§ **Reading passage**:
--------------------------------
Vice President of Pastoral Services

 

Something is on my heart this month, and it has shaped everything you are about to read — from our Saint of the Month to our ministry tips and spark. It is a question I keep coming back to: What does it mean to live as if there were no throwaway people?

 

There is a quiet but dangerous habit taking hold in our world. We are getting used to discarding people.

 

It rarely happens all at once. It is slow. Subtle. We scroll past suffering, reduce people to headlines, write one another off over differences, and move on. And when that becomes normal, something essential begins to erode.

 

Our faith does not allow for this.

 

From the beginning, we have been formed by a truth that refuses to bend: every person has a dignity that cannot be earned, negotiated, or taken away. Not the people we agree with. Not the people we understand. EVERY SINGLE PERSON.

 

I will be honest. I am really proud to be part of a place that takes this seriously. At RENEW International, we are not interested in simply naming the dignity of the human person. We are committed to forming communities that live it.
--------------------------------
§ **Data provided**:
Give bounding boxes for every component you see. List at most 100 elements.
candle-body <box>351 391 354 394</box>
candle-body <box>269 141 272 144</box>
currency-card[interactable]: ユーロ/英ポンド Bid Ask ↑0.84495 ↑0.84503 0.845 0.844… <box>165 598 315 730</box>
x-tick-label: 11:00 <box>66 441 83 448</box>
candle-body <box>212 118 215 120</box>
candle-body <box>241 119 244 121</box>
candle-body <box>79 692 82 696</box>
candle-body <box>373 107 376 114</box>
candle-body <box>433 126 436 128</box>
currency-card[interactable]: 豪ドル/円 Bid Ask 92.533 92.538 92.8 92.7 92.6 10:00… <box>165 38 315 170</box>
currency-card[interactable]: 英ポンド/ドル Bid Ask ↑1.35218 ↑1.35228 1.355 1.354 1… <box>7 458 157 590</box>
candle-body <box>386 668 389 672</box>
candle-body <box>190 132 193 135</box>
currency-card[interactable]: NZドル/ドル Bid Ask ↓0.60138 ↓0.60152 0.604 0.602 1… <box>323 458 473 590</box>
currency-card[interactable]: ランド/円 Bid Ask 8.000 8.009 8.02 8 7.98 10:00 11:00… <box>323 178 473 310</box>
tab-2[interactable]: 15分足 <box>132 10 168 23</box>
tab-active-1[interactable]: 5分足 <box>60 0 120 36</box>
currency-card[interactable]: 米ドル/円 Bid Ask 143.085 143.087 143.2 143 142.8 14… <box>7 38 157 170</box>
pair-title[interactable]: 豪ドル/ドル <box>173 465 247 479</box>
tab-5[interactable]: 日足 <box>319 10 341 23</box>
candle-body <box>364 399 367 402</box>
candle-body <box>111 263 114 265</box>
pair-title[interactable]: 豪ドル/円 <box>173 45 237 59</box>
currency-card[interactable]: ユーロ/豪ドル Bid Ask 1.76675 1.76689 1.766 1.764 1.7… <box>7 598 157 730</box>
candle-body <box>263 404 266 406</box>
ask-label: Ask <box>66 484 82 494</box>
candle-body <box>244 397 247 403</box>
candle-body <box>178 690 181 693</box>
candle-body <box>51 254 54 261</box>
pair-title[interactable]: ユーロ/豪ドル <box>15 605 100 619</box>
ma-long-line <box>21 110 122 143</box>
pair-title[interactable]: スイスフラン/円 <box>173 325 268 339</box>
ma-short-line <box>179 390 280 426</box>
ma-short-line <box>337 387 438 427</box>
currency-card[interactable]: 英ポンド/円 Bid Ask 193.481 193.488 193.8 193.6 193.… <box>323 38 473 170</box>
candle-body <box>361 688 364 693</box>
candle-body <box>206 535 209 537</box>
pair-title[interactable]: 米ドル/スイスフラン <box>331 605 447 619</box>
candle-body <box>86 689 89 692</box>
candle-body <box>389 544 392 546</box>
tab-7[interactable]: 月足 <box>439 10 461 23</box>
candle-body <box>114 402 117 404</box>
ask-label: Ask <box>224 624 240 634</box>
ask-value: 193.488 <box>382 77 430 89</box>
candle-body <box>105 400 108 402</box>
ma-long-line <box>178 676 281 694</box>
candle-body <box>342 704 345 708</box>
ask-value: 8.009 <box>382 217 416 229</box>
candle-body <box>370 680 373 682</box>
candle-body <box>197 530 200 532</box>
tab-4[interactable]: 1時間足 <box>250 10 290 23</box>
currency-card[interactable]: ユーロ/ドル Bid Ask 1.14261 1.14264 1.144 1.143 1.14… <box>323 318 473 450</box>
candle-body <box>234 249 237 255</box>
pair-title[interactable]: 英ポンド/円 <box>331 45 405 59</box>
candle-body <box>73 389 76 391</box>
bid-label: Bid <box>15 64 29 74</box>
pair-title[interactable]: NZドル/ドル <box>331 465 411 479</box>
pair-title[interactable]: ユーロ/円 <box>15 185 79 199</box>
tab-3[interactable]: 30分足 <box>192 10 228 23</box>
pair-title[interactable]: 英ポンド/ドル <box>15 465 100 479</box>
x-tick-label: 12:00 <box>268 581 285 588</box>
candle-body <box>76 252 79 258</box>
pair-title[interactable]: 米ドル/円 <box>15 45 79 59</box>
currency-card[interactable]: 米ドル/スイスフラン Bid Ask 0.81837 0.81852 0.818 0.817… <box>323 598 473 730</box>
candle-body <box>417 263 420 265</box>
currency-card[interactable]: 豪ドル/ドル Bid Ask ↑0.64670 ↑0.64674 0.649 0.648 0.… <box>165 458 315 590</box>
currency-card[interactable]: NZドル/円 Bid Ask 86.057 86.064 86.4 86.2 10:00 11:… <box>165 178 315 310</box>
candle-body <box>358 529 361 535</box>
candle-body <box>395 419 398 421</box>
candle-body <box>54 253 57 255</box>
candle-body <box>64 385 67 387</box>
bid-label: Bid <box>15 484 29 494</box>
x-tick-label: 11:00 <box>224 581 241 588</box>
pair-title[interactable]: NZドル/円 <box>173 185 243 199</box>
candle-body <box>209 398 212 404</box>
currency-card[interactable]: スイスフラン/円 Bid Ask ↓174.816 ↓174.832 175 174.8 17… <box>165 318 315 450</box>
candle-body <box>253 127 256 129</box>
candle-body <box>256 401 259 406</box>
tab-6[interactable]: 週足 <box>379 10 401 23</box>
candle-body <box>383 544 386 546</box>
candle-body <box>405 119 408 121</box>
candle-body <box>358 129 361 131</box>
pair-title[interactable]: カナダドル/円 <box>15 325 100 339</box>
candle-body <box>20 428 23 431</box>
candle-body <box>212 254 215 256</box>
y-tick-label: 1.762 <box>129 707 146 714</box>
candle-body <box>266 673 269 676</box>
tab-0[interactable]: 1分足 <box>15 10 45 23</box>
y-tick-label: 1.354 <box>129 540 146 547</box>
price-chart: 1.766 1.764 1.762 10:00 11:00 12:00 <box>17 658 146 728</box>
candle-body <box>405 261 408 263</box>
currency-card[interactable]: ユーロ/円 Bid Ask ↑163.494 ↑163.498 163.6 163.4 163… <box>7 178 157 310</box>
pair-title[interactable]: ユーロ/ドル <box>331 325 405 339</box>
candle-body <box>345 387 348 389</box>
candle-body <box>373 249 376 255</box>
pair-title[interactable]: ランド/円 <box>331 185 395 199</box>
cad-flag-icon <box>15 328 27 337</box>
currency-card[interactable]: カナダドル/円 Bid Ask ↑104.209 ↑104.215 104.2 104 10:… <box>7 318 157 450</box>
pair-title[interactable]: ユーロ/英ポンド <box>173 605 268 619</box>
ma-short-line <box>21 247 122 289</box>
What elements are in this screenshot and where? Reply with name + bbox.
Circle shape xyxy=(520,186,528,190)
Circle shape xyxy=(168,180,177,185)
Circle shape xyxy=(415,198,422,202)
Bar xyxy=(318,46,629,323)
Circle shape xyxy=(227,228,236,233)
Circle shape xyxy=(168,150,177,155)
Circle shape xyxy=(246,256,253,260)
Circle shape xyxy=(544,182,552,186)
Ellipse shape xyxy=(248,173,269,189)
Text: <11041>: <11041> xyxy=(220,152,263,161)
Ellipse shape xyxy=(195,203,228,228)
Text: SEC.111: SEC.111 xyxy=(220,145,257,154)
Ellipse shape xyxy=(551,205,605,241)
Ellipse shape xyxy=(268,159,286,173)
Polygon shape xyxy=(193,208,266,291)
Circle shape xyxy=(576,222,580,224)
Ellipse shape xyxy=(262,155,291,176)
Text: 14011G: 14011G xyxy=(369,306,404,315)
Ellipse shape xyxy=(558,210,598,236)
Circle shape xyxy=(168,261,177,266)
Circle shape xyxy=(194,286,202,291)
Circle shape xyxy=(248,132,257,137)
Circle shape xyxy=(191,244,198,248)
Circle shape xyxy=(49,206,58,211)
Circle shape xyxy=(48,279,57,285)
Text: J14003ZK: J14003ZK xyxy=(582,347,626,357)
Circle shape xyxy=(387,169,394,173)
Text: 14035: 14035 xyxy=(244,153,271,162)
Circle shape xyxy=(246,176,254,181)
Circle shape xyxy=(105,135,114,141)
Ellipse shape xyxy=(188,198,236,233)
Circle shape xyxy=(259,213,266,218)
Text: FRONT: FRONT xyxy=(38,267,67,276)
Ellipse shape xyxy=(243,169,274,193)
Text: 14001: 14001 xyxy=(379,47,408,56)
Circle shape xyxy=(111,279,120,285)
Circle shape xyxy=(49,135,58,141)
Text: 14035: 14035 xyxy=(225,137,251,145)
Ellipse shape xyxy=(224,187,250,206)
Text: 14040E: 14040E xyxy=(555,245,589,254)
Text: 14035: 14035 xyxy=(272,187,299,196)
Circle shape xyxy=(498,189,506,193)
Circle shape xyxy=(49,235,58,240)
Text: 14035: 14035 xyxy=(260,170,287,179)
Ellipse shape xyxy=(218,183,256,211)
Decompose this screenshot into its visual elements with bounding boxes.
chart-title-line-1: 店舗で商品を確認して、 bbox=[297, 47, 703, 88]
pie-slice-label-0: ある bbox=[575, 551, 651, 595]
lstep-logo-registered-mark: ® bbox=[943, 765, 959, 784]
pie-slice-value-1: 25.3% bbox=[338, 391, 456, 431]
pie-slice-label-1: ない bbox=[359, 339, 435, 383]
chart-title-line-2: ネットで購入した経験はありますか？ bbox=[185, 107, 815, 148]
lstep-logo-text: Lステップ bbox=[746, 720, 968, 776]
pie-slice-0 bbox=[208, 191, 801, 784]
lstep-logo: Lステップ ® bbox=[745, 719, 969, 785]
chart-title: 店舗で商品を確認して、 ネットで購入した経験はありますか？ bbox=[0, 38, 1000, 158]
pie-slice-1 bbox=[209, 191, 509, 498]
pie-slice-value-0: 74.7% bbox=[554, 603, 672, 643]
--------------------------------
§ **What you will do**:
1. According to the pastoral letter, what dangerous habit is taking hold in our world?
2. Copy everything in the pastoral letter from "Vice President of" down to "to discarding people.".
The entries aren't needed for anything asked here.

§ **Solution list**:
1. We are getting used to discarding people.

2.
Vice President of Pastoral Services

 

Something is on my heart this month, and it has shaped everything you are about to read — from our Saint of the Month to our ministry tips and spark. It is a question I keep coming back to: What does it mean to live as if there were no throwaway people?

 

There is a quiet but dangerous habit taking hold in our world. We are getting used to discarding people.